§ Do this
Make an exact copy of the entries below with the pictures removed.

::::::::::

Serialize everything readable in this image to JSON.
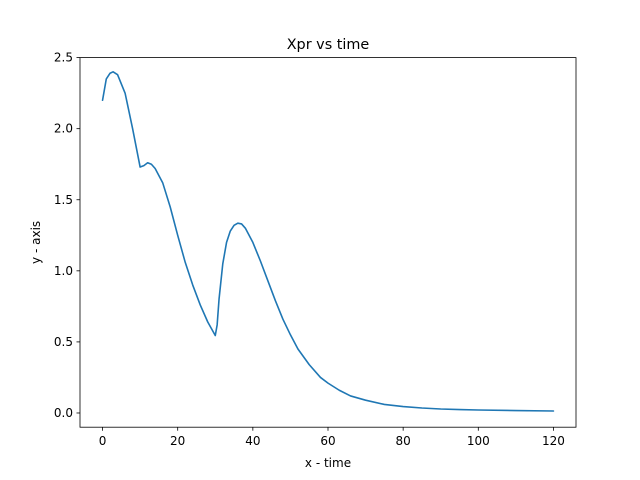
{
  "chart_data": {
    "type": "line",
    "title": "Xpr vs time",
    "xlabel": "x - time",
    "ylabel": "y - axis",
    "xlim": [
      -6,
      126
    ],
    "ylim": [
      -0.1,
      2.5
    ],
    "xticks": [
      0,
      20,
      40,
      60,
      80,
      100,
      120
    ],
    "xtick_labels": [
      "0",
      "20",
      "40",
      "60",
      "80",
      "100",
      "120"
    ],
    "yticks": [
      0.0,
      0.5,
      1.0,
      1.5,
      2.0,
      2.5
    ],
    "ytick_labels": [
      "0.0",
      "0.5",
      "1.0",
      "1.5",
      "2.0",
      "2.5"
    ],
    "grid": false,
    "color": "#1f77b4",
    "series": [
      {
        "x": [
          0,
          1,
          2,
          2.8,
          4,
          6,
          8,
          10,
          11,
          12,
          13,
          14,
          16,
          18,
          20,
          22,
          24,
          26,
          28,
          30,
          30.5,
          31,
          32,
          33,
          34,
          35,
          36,
          37,
          38,
          40,
          42,
          44,
          46,
          48,
          50,
          52,
          55,
          58,
          60,
          63,
          66,
          70,
          75,
          80,
          85,
          90,
          95,
          100,
          110,
          120
        ],
        "y": [
          2.2,
          2.35,
          2.39,
          2.4,
          2.38,
          2.25,
          2.0,
          1.73,
          1.74,
          1.76,
          1.75,
          1.72,
          1.62,
          1.45,
          1.25,
          1.06,
          0.9,
          0.76,
          0.64,
          0.545,
          0.62,
          0.8,
          1.05,
          1.2,
          1.28,
          1.32,
          1.335,
          1.33,
          1.3,
          1.2,
          1.07,
          0.93,
          0.79,
          0.66,
          0.55,
          0.45,
          0.34,
          0.25,
          0.21,
          0.16,
          0.12,
          0.09,
          0.06,
          0.045,
          0.035,
          0.028,
          0.024,
          0.021,
          0.017,
          0.014
        ]
      }
    ]
  }
}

::::::::::

§ Solved problem
Serialize everything readable in this image to JSON.
{
  "chart_data": {
    "type": "line",
    "title": "Xpr vs time",
    "xlabel": "x - time",
    "ylabel": "y - axis",
    "xlim": [
      -6,
      126
    ],
    "ylim": [
      -0.1,
      2.5
    ],
    "xticks": [
      0,
      20,
      40,
      60,
      80,
      100,
      120
    ],
    "xtick_labels": [
      "0",
      "20",
      "40",
      "60",
      "80",
      "100",
      "120"
    ],
    "yticks": [
      0.0,
      0.5,
      1.0,
      1.5,
      2.0,
      2.5
    ],
    "ytick_labels": [
      "0.0",
      "0.5",
      "1.0",
      "1.5",
      "2.0",
      "2.5"
    ],
    "grid": false,
    "color": "#1f77b4",
    "series": [
      {
        "x": [
          0,
          1,
          2,
          2.8,
          4,
          6,
          8,
          10,
          11,
          12,
          13,
          14,
          16,
          18,
          20,
          22,
          24,
          26,
          28,
          30,
          30.5,
          31,
          32,
          33,
          34,
          35,
          36,
          37,
          38,
          40,
          42,
          44,
          46,
          48,
          50,
          52,
          55,
          58,
          60,
          63,
          66,
          70,
          75,
          80,
          85,
          90,
          95,
          100,
          110,
          120
        ],
        "y": [
          2.2,
          2.35,
          2.39,
          2.4,
          2.38,
          2.25,
          2.0,
          1.73,
          1.74,
          1.76,
          1.75,
          1.72,
          1.62,
          1.45,
          1.25,
          1.06,
          0.9,
          0.76,
          0.64,
          0.545,
          0.62,
          0.8,
          1.05,
          1.2,
          1.28,
          1.32,
          1.335,
          1.33,
          1.3,
          1.2,
          1.07,
          0.93,
          0.79,
          0.66,
          0.55,
          0.45,
          0.34,
          0.25,
          0.21,
          0.16,
          0.12,
          0.09,
          0.06,
          0.045,
          0.035,
          0.028,
          0.024,
          0.021,
          0.017,
          0.014
        ]
      }
    ]
  }
}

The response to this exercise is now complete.